• **Information provided**
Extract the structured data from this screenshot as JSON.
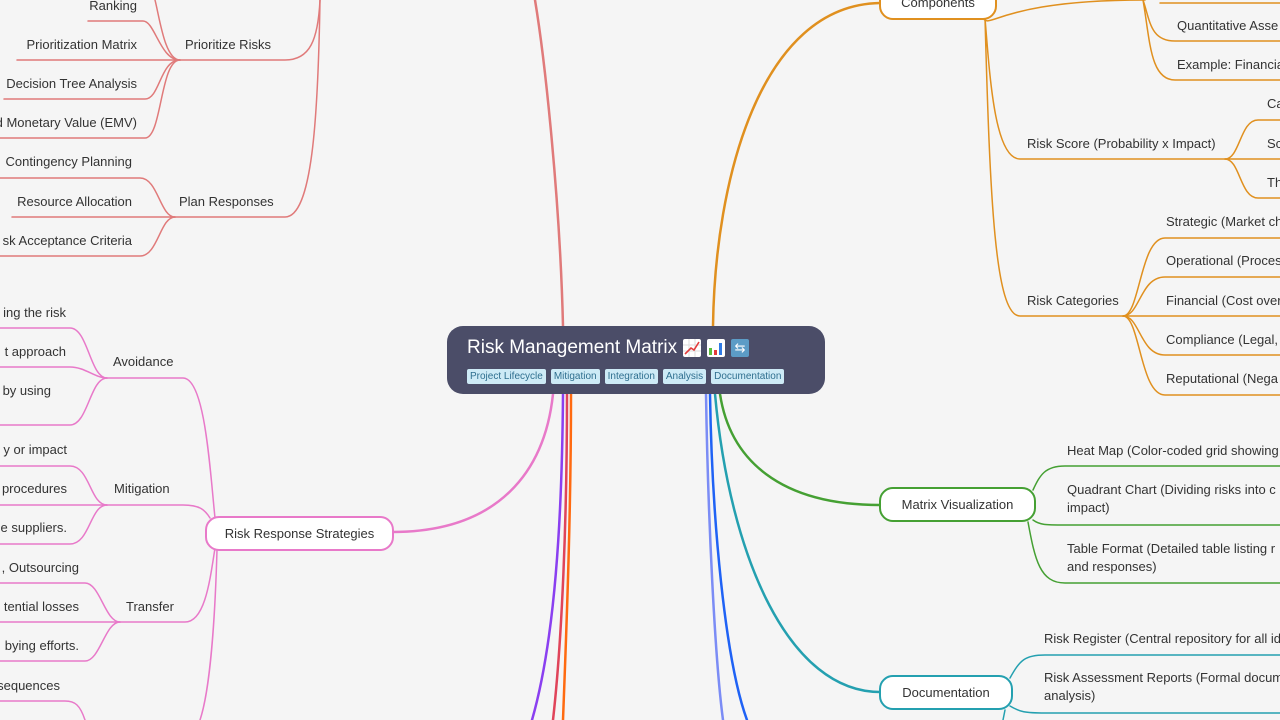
{
  "root": {
    "title": "Risk Management Matrix",
    "emoji_icons": [
      "chart-increasing-icon",
      "bar-chart-icon",
      "repeat-arrows-icon"
    ],
    "tags": [
      "Project Lifecycle",
      "Mitigation",
      "Integration",
      "Analysis",
      "Documentation"
    ]
  },
  "colors": {
    "background": "#f5f5f5",
    "root_fill": "#4b4d68",
    "tag_fill": "#cdeaf6",
    "branch_red": "#e07a7a",
    "branch_pink": "#e879c9",
    "branch_orange": "#e0901f",
    "branch_green": "#45a033",
    "branch_teal": "#24a0b0",
    "branch_purple": "#8a3ff0",
    "branch_crimson": "#e0445a",
    "branch_deep_orange": "#ff6a10",
    "branch_periwinkle": "#7b8cf5",
    "branch_blue": "#1f62f5"
  },
  "left": {
    "prioritize": {
      "label": "Prioritize Risks",
      "children": [
        "Ranking",
        "Prioritization Matrix",
        "Decision Tree Analysis",
        "d Monetary Value (EMV)"
      ]
    },
    "plan": {
      "label": "Plan Responses",
      "children": [
        "Contingency Planning",
        "Resource Allocation",
        "sk Acceptance Criteria"
      ]
    },
    "strategies": {
      "label": "Risk Response Strategies",
      "avoidance": {
        "label": "Avoidance",
        "children": [
          "ing the risk",
          "t approach",
          "by using"
        ]
      },
      "mitigation": {
        "label": "Mitigation",
        "children": [
          "y or impact",
          "procedures",
          "e suppliers."
        ]
      },
      "transfer": {
        "label": "Transfer",
        "children": [
          ", Outsourcing",
          "tential losses",
          "bying efforts."
        ]
      },
      "more": {
        "children": [
          "sequences"
        ]
      }
    }
  },
  "right": {
    "components": {
      "label": "Components",
      "children_top": [
        "Quantitative Asse",
        "Example: Financia"
      ],
      "risk_score": {
        "label": "Risk Score (Probability x Impact)",
        "children": [
          "Ca",
          "Sc",
          "Th"
        ]
      },
      "risk_categories": {
        "label": "Risk Categories",
        "children": [
          "Strategic (Market ch",
          "Operational (Proces",
          "Financial (Cost over",
          "Compliance (Legal,",
          "Reputational (Nega"
        ]
      }
    },
    "visualization": {
      "label": "Matrix Visualization",
      "children": [
        "Heat Map (Color-coded grid showing",
        "Quadrant Chart (Dividing risks into c",
        "impact)",
        "Table Format (Detailed table listing r",
        "and responses)"
      ]
    },
    "documentation": {
      "label": "Documentation",
      "children": [
        "Risk Register (Central repository for all id",
        "Risk Assessment Reports (Formal docum",
        "analysis)"
      ]
    }
  }
}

• **Instruction**
The records above need to be given again exactly. Omit the pictures.

• **Solution to the exercise**
Extract the structured data from this screenshot as JSON.
{
  "root": {
    "title": "Risk Management Matrix",
    "emoji_icons": [
      "chart-increasing-icon",
      "bar-chart-icon",
      "repeat-arrows-icon"
    ],
    "tags": [
      "Project Lifecycle",
      "Mitigation",
      "Integration",
      "Analysis",
      "Documentation"
    ]
  },
  "colors": {
    "background": "#f5f5f5",
    "root_fill": "#4b4d68",
    "tag_fill": "#cdeaf6",
    "branch_red": "#e07a7a",
    "branch_pink": "#e879c9",
    "branch_orange": "#e0901f",
    "branch_green": "#45a033",
    "branch_teal": "#24a0b0",
    "branch_purple": "#8a3ff0",
    "branch_crimson": "#e0445a",
    "branch_deep_orange": "#ff6a10",
    "branch_periwinkle": "#7b8cf5",
    "branch_blue": "#1f62f5"
  },
  "left": {
    "prioritize": {
      "label": "Prioritize Risks",
      "children": [
        "Ranking",
        "Prioritization Matrix",
        "Decision Tree Analysis",
        "d Monetary Value (EMV)"
      ]
    },
    "plan": {
      "label": "Plan Responses",
      "children": [
        "Contingency Planning",
        "Resource Allocation",
        "sk Acceptance Criteria"
      ]
    },
    "strategies": {
      "label": "Risk Response Strategies",
      "avoidance": {
        "label": "Avoidance",
        "children": [
          "ing the risk",
          "t approach",
          "by using"
        ]
      },
      "mitigation": {
        "label": "Mitigation",
        "children": [
          "y or impact",
          "procedures",
          "e suppliers."
        ]
      },
      "transfer": {
        "label": "Transfer",
        "children": [
          ", Outsourcing",
          "tential losses",
          "bying efforts."
        ]
      },
      "more": {
        "children": [
          "sequences"
        ]
      }
    }
  },
  "right": {
    "components": {
      "label": "Components",
      "children_top": [
        "Quantitative Asse",
        "Example: Financia"
      ],
      "risk_score": {
        "label": "Risk Score (Probability x Impact)",
        "children": [
          "Ca",
          "Sc",
          "Th"
        ]
      },
      "risk_categories": {
        "label": "Risk Categories",
        "children": [
          "Strategic (Market ch",
          "Operational (Proces",
          "Financial (Cost over",
          "Compliance (Legal,",
          "Reputational (Nega"
        ]
      }
    },
    "visualization": {
      "label": "Matrix Visualization",
      "children": [
        "Heat Map (Color-coded grid showing",
        "Quadrant Chart (Dividing risks into c",
        "impact)",
        "Table Format (Detailed table listing r",
        "and responses)"
      ]
    },
    "documentation": {
      "label": "Documentation",
      "children": [
        "Risk Register (Central repository for all id",
        "Risk Assessment Reports (Formal docum",
        "analysis)"
      ]
    }
  }
}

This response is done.